→ **Task goal**
Determine how many lines of this material contain "JSON". Give only the number.

→ **Data supplied**
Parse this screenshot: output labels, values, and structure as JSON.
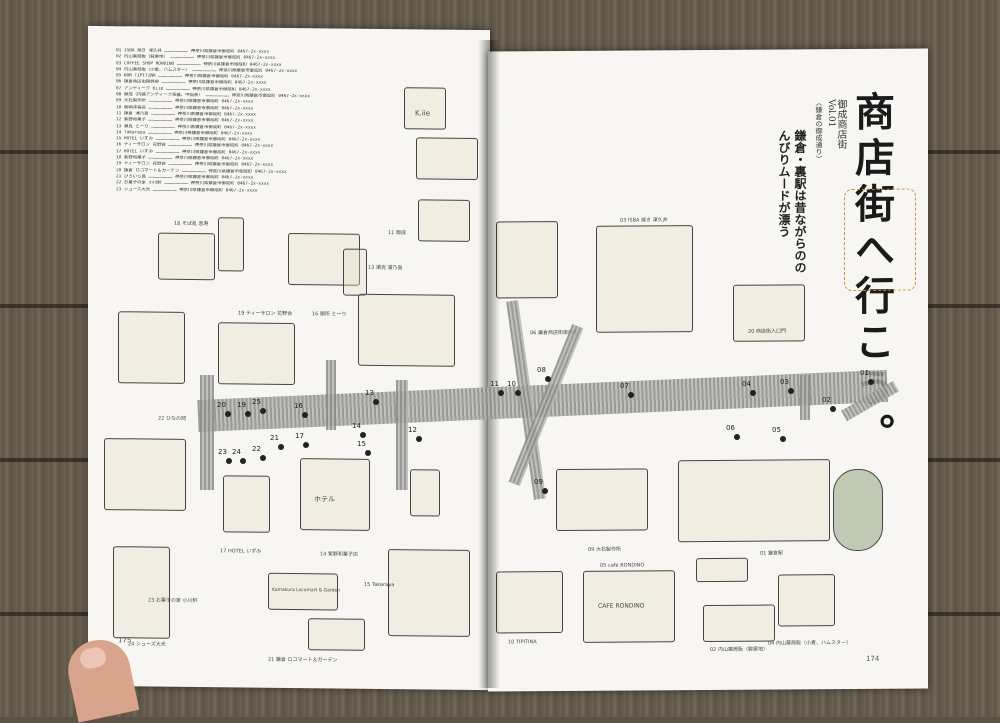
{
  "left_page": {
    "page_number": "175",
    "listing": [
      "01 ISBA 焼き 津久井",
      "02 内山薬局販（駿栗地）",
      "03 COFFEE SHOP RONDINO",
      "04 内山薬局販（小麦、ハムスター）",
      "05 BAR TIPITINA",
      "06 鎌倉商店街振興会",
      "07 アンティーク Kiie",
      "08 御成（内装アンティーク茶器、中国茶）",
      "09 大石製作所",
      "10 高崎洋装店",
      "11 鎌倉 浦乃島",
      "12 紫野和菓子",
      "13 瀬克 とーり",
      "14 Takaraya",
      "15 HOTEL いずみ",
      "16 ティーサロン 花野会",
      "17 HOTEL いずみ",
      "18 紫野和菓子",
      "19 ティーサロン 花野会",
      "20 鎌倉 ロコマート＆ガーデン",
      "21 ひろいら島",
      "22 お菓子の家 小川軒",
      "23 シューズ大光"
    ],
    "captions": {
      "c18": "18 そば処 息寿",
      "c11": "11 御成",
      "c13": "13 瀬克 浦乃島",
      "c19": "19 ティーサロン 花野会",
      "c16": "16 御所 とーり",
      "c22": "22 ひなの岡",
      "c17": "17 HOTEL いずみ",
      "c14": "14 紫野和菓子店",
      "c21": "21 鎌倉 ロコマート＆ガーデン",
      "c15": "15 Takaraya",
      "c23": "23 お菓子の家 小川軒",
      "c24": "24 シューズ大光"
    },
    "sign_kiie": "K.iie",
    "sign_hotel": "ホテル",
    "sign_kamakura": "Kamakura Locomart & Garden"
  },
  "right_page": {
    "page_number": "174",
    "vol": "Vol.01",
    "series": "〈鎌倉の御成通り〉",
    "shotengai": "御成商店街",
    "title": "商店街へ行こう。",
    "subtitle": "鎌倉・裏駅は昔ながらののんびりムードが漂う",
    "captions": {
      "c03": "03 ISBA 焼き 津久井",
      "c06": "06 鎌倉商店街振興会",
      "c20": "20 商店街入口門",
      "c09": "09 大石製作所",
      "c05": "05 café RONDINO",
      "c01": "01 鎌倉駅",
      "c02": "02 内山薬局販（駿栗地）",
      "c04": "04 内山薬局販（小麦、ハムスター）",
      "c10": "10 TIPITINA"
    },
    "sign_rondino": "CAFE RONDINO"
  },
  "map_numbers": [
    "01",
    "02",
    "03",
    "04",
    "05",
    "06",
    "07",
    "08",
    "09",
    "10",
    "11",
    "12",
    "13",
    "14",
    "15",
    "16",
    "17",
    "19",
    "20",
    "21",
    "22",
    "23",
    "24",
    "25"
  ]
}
...
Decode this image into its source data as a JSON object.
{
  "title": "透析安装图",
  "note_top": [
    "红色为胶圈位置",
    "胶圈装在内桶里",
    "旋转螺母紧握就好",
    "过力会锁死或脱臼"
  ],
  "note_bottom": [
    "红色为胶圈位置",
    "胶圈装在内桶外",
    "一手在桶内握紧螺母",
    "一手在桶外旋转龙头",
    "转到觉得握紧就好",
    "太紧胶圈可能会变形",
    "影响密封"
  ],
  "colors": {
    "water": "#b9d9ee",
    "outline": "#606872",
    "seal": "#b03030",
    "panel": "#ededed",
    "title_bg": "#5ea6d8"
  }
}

→ **Written answer**
2